---- Supplied material

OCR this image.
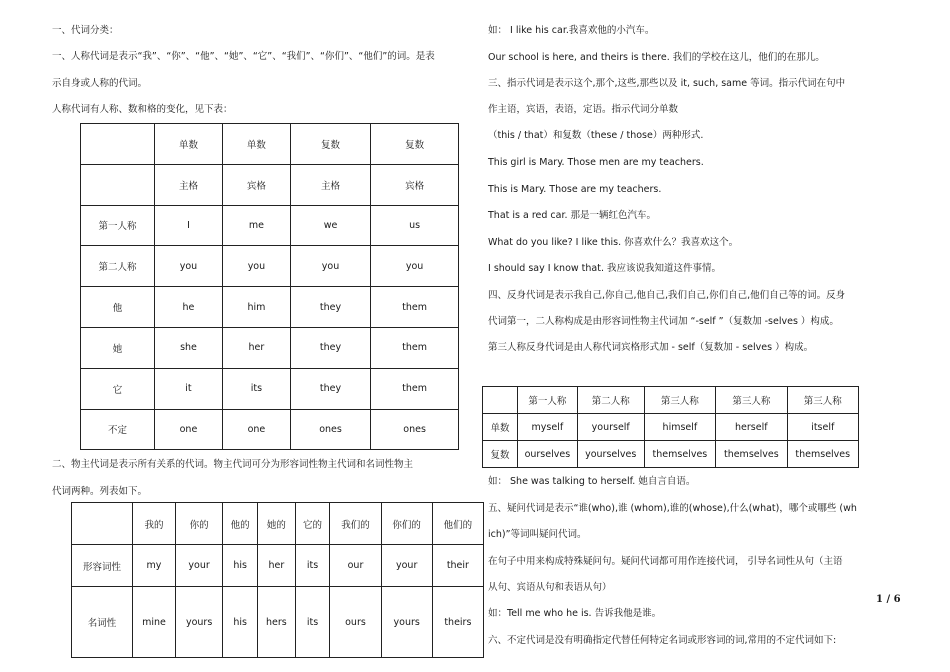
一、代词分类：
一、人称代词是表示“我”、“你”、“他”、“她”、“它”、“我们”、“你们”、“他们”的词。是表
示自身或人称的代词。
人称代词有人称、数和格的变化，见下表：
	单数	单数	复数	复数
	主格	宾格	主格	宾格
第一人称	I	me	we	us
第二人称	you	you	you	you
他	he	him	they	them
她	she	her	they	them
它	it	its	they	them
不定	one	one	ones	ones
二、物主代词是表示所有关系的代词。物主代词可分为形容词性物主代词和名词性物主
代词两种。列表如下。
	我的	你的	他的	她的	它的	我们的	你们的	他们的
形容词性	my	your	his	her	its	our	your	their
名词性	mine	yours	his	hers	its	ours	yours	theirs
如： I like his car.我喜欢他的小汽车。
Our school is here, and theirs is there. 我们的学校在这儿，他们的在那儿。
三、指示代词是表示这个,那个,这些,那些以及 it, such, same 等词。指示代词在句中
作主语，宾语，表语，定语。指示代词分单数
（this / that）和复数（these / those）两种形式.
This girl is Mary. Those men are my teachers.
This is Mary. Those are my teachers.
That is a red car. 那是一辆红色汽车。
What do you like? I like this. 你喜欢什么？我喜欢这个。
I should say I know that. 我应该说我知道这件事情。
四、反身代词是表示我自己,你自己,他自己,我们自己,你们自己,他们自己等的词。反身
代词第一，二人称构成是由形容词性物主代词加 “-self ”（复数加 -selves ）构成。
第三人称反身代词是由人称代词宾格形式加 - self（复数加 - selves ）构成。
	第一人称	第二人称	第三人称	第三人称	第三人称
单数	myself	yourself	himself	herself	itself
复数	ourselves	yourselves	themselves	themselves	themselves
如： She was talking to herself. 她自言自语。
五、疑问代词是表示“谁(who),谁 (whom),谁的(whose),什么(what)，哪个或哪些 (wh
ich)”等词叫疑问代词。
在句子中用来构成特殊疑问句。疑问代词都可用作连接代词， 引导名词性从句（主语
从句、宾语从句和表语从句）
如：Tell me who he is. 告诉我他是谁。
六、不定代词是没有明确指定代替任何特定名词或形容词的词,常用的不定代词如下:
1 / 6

--------
---- Supplied material

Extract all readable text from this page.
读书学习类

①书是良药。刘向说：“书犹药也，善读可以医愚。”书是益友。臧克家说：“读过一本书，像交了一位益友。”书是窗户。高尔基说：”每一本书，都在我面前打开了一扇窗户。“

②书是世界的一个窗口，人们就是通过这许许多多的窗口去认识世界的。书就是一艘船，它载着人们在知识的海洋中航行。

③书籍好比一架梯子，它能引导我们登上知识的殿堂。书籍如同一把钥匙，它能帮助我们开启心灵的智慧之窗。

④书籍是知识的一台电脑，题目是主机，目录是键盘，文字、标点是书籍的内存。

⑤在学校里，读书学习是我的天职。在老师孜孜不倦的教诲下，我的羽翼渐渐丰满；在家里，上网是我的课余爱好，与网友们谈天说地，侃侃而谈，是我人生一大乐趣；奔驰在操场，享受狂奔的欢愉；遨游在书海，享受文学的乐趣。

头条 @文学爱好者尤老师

--------

» Problem to work on: List the lines of the records where "herself" occurs.

» Written answer:
单数	myself	yourself	himself	herself	itself
如： She was talking to herself. 她自言自语。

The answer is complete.